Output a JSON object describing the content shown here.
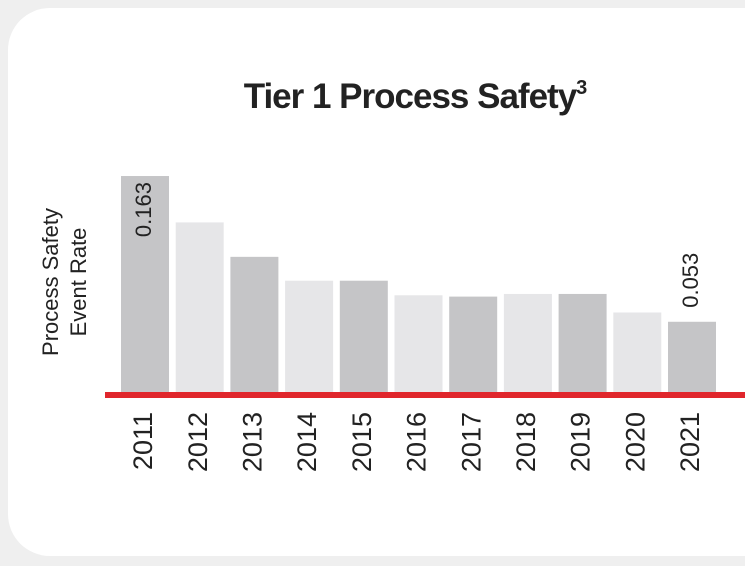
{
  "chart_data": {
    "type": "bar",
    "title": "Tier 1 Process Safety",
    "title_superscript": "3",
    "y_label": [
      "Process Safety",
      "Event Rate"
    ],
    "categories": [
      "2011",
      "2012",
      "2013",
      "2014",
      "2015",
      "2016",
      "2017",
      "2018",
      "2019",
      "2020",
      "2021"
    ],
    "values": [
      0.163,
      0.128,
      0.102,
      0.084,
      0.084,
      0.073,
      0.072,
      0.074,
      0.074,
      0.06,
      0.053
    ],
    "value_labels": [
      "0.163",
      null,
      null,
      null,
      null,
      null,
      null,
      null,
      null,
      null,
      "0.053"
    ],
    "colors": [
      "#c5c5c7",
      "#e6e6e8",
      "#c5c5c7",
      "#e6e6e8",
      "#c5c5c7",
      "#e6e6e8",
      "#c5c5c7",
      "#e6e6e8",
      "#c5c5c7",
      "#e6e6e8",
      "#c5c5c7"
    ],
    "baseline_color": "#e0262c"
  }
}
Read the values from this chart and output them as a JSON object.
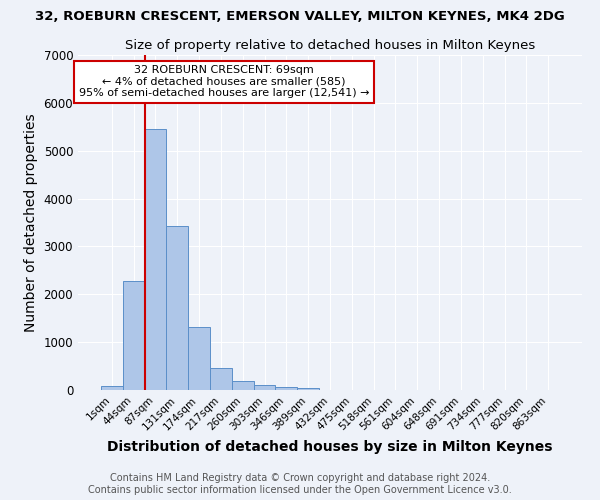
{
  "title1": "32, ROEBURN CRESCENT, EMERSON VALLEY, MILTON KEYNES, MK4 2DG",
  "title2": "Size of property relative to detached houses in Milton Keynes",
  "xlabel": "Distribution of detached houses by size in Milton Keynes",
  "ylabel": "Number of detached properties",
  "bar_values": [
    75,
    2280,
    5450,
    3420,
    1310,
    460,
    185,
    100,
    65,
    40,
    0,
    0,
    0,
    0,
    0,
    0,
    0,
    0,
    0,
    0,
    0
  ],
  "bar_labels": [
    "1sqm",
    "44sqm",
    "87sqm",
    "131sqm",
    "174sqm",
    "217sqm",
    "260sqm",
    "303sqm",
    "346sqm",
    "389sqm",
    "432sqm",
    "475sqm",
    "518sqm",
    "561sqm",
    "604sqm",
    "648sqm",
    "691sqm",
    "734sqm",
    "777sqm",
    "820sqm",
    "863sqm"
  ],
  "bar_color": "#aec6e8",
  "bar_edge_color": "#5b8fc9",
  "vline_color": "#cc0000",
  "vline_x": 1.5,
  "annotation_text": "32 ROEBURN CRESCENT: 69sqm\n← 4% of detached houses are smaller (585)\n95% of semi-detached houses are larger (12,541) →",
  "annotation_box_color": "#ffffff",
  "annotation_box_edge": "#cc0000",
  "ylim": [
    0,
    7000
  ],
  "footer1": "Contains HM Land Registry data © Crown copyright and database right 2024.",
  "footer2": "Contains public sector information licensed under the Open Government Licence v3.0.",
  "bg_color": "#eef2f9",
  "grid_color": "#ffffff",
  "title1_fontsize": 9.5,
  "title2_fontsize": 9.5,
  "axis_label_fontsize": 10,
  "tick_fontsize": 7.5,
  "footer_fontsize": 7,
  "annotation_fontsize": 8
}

-*-

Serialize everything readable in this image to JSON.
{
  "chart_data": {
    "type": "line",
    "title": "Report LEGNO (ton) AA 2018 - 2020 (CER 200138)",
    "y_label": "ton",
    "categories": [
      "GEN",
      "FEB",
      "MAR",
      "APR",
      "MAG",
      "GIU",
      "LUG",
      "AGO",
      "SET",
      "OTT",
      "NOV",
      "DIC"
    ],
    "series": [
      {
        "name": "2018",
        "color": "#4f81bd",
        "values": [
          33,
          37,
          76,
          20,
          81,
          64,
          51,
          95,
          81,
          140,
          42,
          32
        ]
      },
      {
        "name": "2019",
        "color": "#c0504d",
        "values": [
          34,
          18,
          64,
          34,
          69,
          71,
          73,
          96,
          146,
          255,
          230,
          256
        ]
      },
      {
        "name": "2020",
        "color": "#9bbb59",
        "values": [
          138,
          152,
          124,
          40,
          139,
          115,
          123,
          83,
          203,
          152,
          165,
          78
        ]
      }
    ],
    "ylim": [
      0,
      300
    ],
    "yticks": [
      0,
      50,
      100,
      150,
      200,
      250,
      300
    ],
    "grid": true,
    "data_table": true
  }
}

-*-

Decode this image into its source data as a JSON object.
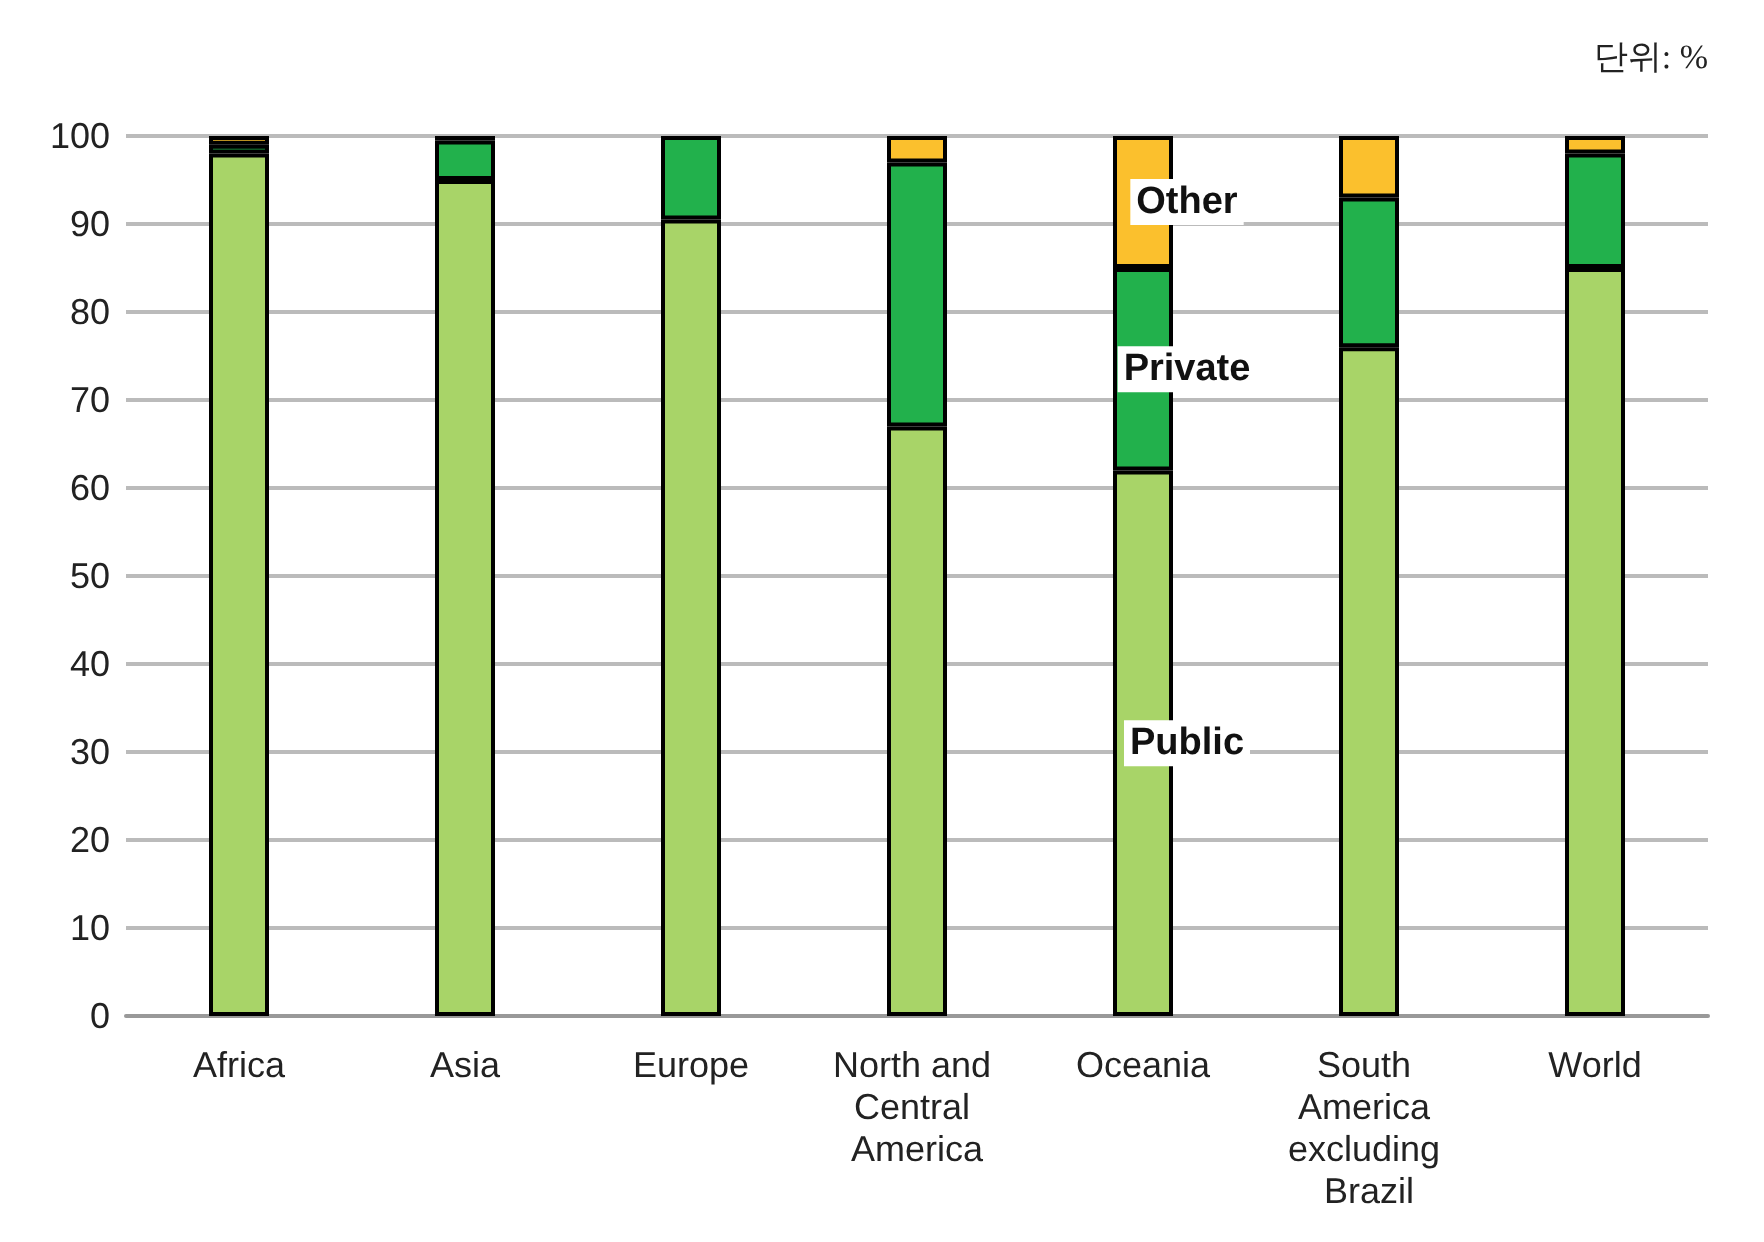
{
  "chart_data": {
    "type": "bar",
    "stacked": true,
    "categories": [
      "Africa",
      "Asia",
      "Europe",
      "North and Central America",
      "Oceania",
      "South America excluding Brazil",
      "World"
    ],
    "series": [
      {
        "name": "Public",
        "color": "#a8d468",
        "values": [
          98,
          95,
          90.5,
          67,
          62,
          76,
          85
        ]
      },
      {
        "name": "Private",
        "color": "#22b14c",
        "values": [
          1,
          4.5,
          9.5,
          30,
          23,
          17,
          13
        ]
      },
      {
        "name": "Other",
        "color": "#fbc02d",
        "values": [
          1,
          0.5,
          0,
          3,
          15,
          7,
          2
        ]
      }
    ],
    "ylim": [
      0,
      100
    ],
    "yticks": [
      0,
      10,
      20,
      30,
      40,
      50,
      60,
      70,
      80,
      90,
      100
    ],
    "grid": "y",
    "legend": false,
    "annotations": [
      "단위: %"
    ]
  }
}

-*-

Task to carry out:
In the listing above, find the lines holding the word "this" and copy them.

Problem solution:
Read the values from this chart and output them as a JSON object.
Serialize everything readable in this image to JSON.
Decode this image into its source data as a JSON object.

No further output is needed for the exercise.